# start of Available records

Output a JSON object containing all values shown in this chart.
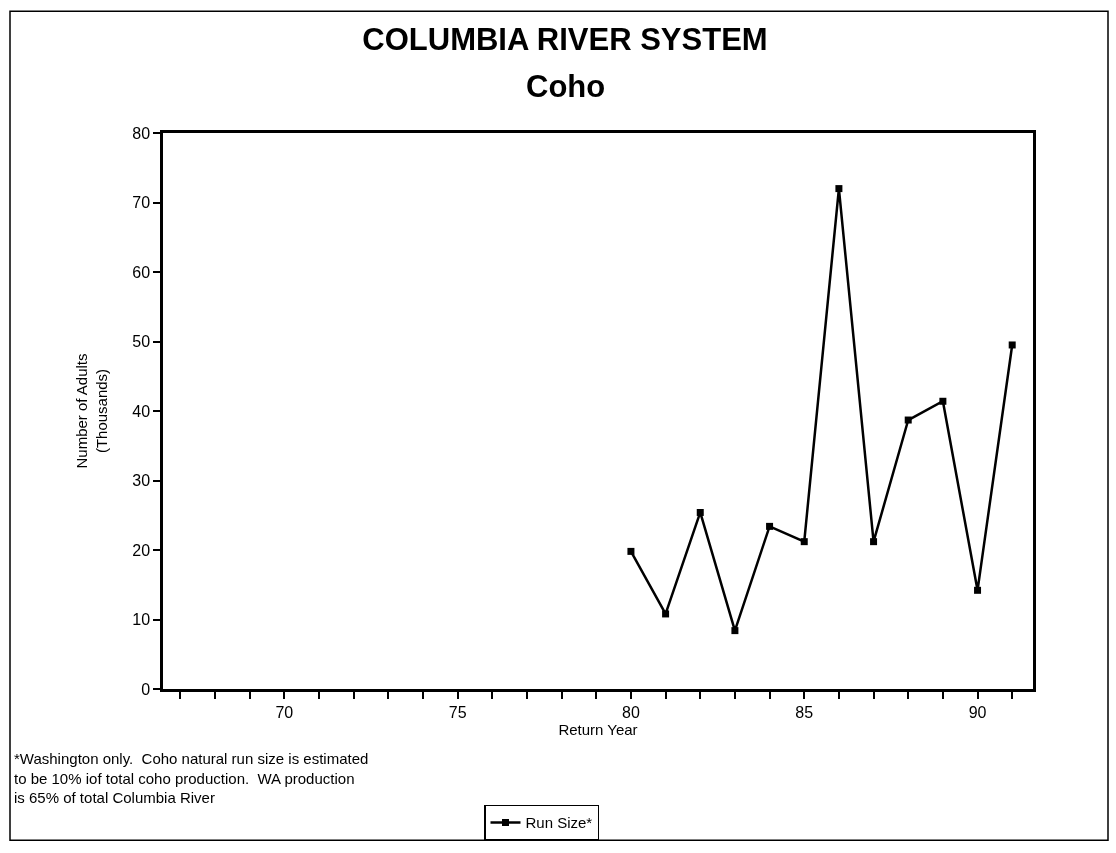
{
  "chart_data": {
    "type": "line",
    "title": "COLUMBIA RIVER SYSTEM",
    "subtitle": "Coho",
    "xlabel": "Return Year",
    "ylabel": "Number of Adults\n(Thousands)",
    "annotations": [
      "*Washington only.  Coho natural run size is estimated\nto be 10% iof total coho production.  WA production\nis 65% of total Columbia River"
    ],
    "x": [
      80,
      81,
      82,
      83,
      84,
      85,
      86,
      87,
      88,
      89,
      90,
      91
    ],
    "series": [
      {
        "name": "Run Size*",
        "color": "#000000",
        "values": [
          19.8,
          10.8,
          25.4,
          8.4,
          23.4,
          21.2,
          72.0,
          21.2,
          38.7,
          41.4,
          14.2,
          49.5
        ]
      }
    ],
    "xlim": [
      66.5,
      91.6
    ],
    "ylim": [
      0,
      80
    ],
    "xticks": [
      {
        "value": 67,
        "label": null
      },
      {
        "value": 68,
        "label": null
      },
      {
        "value": 69,
        "label": null
      },
      70,
      {
        "value": 71,
        "label": null
      },
      {
        "value": 72,
        "label": null
      },
      {
        "value": 73,
        "label": null
      },
      {
        "value": 74,
        "label": null
      },
      75,
      {
        "value": 76,
        "label": null
      },
      {
        "value": 77,
        "label": null
      },
      {
        "value": 78,
        "label": null
      },
      {
        "value": 79,
        "label": null
      },
      80,
      {
        "value": 81,
        "label": null
      },
      {
        "value": 82,
        "label": null
      },
      {
        "value": 83,
        "label": null
      },
      {
        "value": 84,
        "label": null
      },
      85,
      {
        "value": 86,
        "label": null
      },
      {
        "value": 87,
        "label": null
      },
      {
        "value": 88,
        "label": null
      },
      {
        "value": 89,
        "label": null
      },
      90,
      {
        "value": 91,
        "label": null
      }
    ],
    "yticks": [
      0,
      10,
      20,
      30,
      40,
      50,
      60,
      70,
      80
    ],
    "legend": "bottom",
    "marker": "square",
    "line_style": "solid"
  }
}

# end of Available records

- [Exercise goal] Your task is to repeat the material above exactly, without its pictures.

- [Answer to this exercise]
Output a JSON object containing all values shown in this chart.
{
  "chart_data": {
    "type": "line",
    "title": "COLUMBIA RIVER SYSTEM",
    "subtitle": "Coho",
    "xlabel": "Return Year",
    "ylabel": "Number of Adults\n(Thousands)",
    "annotations": [
      "*Washington only.  Coho natural run size is estimated\nto be 10% iof total coho production.  WA production\nis 65% of total Columbia River"
    ],
    "x": [
      80,
      81,
      82,
      83,
      84,
      85,
      86,
      87,
      88,
      89,
      90,
      91
    ],
    "series": [
      {
        "name": "Run Size*",
        "color": "#000000",
        "values": [
          19.8,
          10.8,
          25.4,
          8.4,
          23.4,
          21.2,
          72.0,
          21.2,
          38.7,
          41.4,
          14.2,
          49.5
        ]
      }
    ],
    "xlim": [
      66.5,
      91.6
    ],
    "ylim": [
      0,
      80
    ],
    "xticks": [
      {
        "value": 67,
        "label": null
      },
      {
        "value": 68,
        "label": null
      },
      {
        "value": 69,
        "label": null
      },
      70,
      {
        "value": 71,
        "label": null
      },
      {
        "value": 72,
        "label": null
      },
      {
        "value": 73,
        "label": null
      },
      {
        "value": 74,
        "label": null
      },
      75,
      {
        "value": 76,
        "label": null
      },
      {
        "value": 77,
        "label": null
      },
      {
        "value": 78,
        "label": null
      },
      {
        "value": 79,
        "label": null
      },
      80,
      {
        "value": 81,
        "label": null
      },
      {
        "value": 82,
        "label": null
      },
      {
        "value": 83,
        "label": null
      },
      {
        "value": 84,
        "label": null
      },
      85,
      {
        "value": 86,
        "label": null
      },
      {
        "value": 87,
        "label": null
      },
      {
        "value": 88,
        "label": null
      },
      {
        "value": 89,
        "label": null
      },
      90,
      {
        "value": 91,
        "label": null
      }
    ],
    "yticks": [
      0,
      10,
      20,
      30,
      40,
      50,
      60,
      70,
      80
    ],
    "legend": "bottom",
    "marker": "square",
    "line_style": "solid"
  }
}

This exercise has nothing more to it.